>> Begin RECORDS FOR THIS EXERCISE

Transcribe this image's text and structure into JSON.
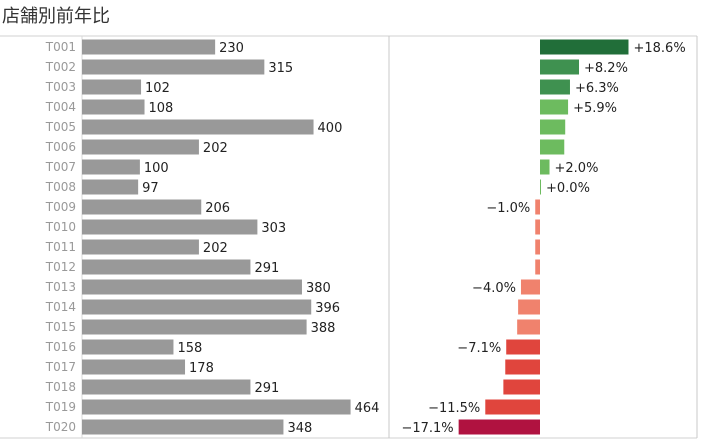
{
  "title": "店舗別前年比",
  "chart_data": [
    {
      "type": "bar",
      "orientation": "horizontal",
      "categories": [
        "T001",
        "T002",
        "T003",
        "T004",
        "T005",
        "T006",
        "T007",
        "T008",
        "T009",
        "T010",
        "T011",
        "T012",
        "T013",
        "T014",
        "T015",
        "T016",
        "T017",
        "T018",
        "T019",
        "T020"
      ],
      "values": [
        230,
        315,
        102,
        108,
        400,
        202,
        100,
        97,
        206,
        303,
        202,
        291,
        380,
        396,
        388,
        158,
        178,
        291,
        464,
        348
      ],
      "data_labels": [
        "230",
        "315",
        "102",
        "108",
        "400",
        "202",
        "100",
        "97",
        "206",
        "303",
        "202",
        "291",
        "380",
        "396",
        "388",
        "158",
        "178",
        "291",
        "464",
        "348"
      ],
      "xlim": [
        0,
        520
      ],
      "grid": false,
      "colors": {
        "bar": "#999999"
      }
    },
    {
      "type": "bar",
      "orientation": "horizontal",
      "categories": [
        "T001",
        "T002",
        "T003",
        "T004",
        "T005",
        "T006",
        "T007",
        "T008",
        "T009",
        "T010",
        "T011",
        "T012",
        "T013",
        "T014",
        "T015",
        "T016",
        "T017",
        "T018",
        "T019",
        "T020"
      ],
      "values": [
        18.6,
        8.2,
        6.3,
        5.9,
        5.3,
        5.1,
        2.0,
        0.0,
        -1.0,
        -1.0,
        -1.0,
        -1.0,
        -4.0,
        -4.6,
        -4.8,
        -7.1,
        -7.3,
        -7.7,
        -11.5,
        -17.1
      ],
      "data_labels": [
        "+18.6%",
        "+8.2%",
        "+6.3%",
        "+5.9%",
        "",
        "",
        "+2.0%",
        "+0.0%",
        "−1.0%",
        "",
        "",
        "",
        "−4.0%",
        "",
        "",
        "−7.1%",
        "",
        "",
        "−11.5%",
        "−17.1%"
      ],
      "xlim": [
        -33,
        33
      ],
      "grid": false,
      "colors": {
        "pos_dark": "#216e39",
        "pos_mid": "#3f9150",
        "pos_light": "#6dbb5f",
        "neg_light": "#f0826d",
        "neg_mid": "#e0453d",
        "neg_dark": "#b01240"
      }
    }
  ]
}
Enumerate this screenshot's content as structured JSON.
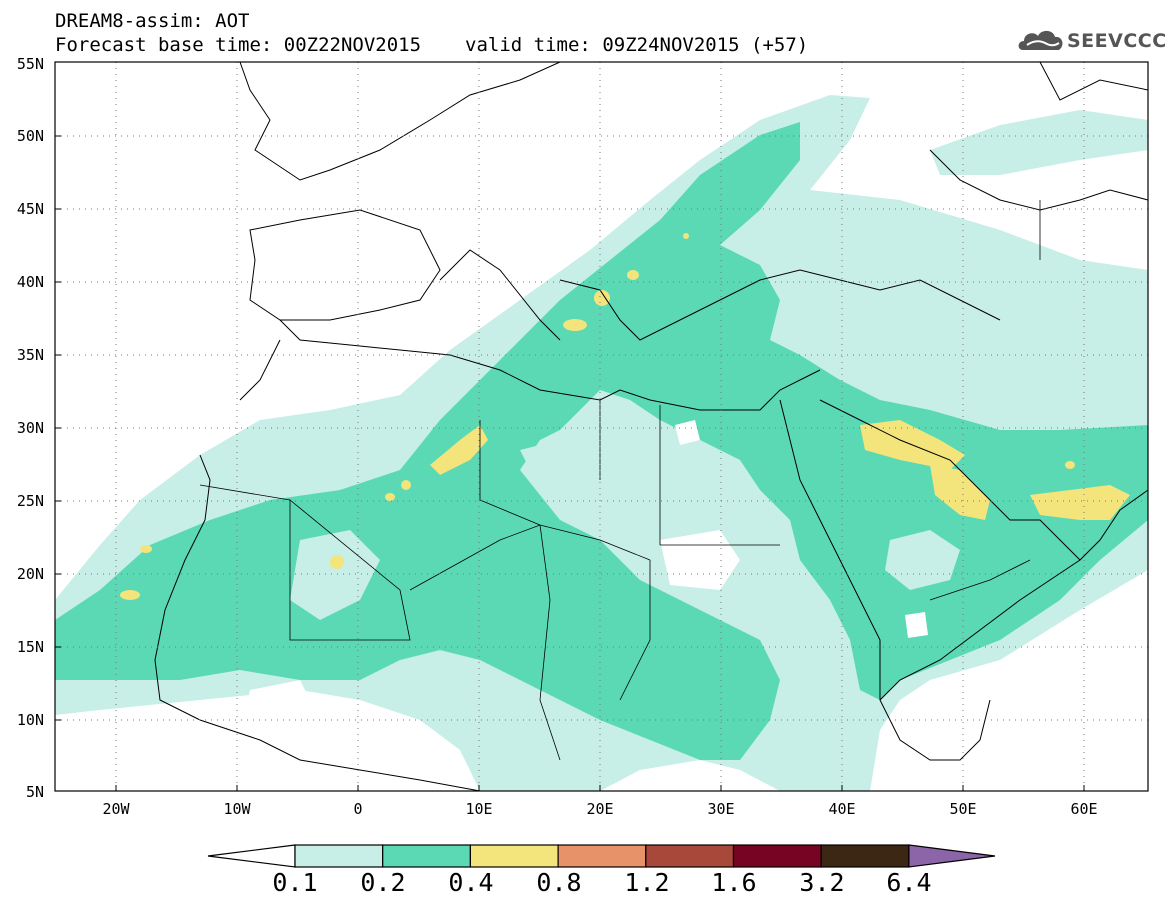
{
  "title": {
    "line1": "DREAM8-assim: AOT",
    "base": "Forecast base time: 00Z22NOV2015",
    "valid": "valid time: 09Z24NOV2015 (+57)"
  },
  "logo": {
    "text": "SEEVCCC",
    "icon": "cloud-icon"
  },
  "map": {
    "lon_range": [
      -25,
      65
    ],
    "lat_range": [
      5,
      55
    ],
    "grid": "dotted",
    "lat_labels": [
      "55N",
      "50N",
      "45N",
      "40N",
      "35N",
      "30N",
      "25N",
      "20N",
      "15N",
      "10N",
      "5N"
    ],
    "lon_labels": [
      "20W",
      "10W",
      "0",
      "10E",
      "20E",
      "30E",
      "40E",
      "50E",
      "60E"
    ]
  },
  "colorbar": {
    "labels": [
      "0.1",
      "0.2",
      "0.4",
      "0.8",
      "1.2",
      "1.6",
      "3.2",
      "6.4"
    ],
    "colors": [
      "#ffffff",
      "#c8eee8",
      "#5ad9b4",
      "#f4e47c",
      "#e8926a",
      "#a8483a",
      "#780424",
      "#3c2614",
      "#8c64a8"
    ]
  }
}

>> End RECORDS FOR THIS EXERCISE

• [WHAT YOU HAVE TO DO] Pictures in the data above should not be copied; transcribe everything else exactly.

• [TASK RESPONSE]
Transcribe this image's text and structure into JSON.
{
  "title": "店舗別前年比",
  "chart_data": [
    {
      "type": "bar",
      "orientation": "horizontal",
      "categories": [
        "T001",
        "T002",
        "T003",
        "T004",
        "T005",
        "T006",
        "T007",
        "T008",
        "T009",
        "T010",
        "T011",
        "T012",
        "T013",
        "T014",
        "T015",
        "T016",
        "T017",
        "T018",
        "T019",
        "T020"
      ],
      "values": [
        230,
        315,
        102,
        108,
        400,
        202,
        100,
        97,
        206,
        303,
        202,
        291,
        380,
        396,
        388,
        158,
        178,
        291,
        464,
        348
      ],
      "data_labels": [
        "230",
        "315",
        "102",
        "108",
        "400",
        "202",
        "100",
        "97",
        "206",
        "303",
        "202",
        "291",
        "380",
        "396",
        "388",
        "158",
        "178",
        "291",
        "464",
        "348"
      ],
      "xlim": [
        0,
        520
      ],
      "grid": false,
      "colors": {
        "bar": "#999999"
      }
    },
    {
      "type": "bar",
      "orientation": "horizontal",
      "categories": [
        "T001",
        "T002",
        "T003",
        "T004",
        "T005",
        "T006",
        "T007",
        "T008",
        "T009",
        "T010",
        "T011",
        "T012",
        "T013",
        "T014",
        "T015",
        "T016",
        "T017",
        "T018",
        "T019",
        "T020"
      ],
      "values": [
        18.6,
        8.2,
        6.3,
        5.9,
        5.3,
        5.1,
        2.0,
        0.0,
        -1.0,
        -1.0,
        -1.0,
        -1.0,
        -4.0,
        -4.6,
        -4.8,
        -7.1,
        -7.3,
        -7.7,
        -11.5,
        -17.1
      ],
      "data_labels": [
        "+18.6%",
        "+8.2%",
        "+6.3%",
        "+5.9%",
        "",
        "",
        "+2.0%",
        "+0.0%",
        "−1.0%",
        "",
        "",
        "",
        "−4.0%",
        "",
        "",
        "−7.1%",
        "",
        "",
        "−11.5%",
        "−17.1%"
      ],
      "xlim": [
        -33,
        33
      ],
      "grid": false,
      "colors": {
        "pos_dark": "#216e39",
        "pos_mid": "#3f9150",
        "pos_light": "#6dbb5f",
        "neg_light": "#f0826d",
        "neg_mid": "#e0453d",
        "neg_dark": "#b01240"
      }
    }
  ]
}
Enumerate this screenshot's content as structured JSON.
{
  "title": {
    "line1": "DREAM8-assim: AOT",
    "base": "Forecast base time: 00Z22NOV2015",
    "valid": "valid time: 09Z24NOV2015 (+57)"
  },
  "logo": {
    "text": "SEEVCCC",
    "icon": "cloud-icon"
  },
  "map": {
    "lon_range": [
      -25,
      65
    ],
    "lat_range": [
      5,
      55
    ],
    "grid": "dotted",
    "lat_labels": [
      "55N",
      "50N",
      "45N",
      "40N",
      "35N",
      "30N",
      "25N",
      "20N",
      "15N",
      "10N",
      "5N"
    ],
    "lon_labels": [
      "20W",
      "10W",
      "0",
      "10E",
      "20E",
      "30E",
      "40E",
      "50E",
      "60E"
    ]
  },
  "colorbar": {
    "labels": [
      "0.1",
      "0.2",
      "0.4",
      "0.8",
      "1.2",
      "1.6",
      "3.2",
      "6.4"
    ],
    "colors": [
      "#ffffff",
      "#c8eee8",
      "#5ad9b4",
      "#f4e47c",
      "#e8926a",
      "#a8483a",
      "#780424",
      "#3c2614",
      "#8c64a8"
    ]
  }
}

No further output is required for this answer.